======== SUPPLIED INFORMATION ========

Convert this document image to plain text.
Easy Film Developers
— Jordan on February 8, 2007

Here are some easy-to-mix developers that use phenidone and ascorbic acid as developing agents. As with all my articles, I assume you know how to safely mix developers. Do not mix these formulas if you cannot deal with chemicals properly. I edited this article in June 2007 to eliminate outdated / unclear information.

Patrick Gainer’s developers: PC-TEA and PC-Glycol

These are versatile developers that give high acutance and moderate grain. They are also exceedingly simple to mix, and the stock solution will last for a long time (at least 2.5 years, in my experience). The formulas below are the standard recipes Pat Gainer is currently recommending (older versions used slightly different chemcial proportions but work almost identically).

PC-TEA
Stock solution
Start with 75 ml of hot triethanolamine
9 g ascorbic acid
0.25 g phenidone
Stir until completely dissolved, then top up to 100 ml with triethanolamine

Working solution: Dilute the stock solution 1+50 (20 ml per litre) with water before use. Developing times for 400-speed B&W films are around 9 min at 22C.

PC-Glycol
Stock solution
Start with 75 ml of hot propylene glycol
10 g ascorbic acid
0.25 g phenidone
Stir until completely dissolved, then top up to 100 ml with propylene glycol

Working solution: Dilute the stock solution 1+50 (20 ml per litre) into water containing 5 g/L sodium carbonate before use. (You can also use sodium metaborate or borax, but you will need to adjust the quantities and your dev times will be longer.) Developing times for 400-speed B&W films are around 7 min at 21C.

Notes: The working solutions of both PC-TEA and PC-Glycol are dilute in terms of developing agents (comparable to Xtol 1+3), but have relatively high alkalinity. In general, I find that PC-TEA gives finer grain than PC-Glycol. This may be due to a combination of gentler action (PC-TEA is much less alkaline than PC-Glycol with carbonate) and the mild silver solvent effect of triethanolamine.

========

> **GIVEN EXERCISE**
In the records above, find each line with the word "films" and copy it.

> **OUTPUT BELOW**
Working solution: Dilute the stock solution 1+50 (20 ml per litre) with water before use. Developing times for 400-speed B&W films are around 9 min at 22C.
Working solution: Dilute the stock solution 1+50 (20 ml per litre) into water containing 5 g/L sodium carbonate before use. (You can also use sodium metaborate or borax, but you will need to adjust the quantities and your dev times will be longer.) Developing times for 400-speed B&W films are around 7 min at 21C.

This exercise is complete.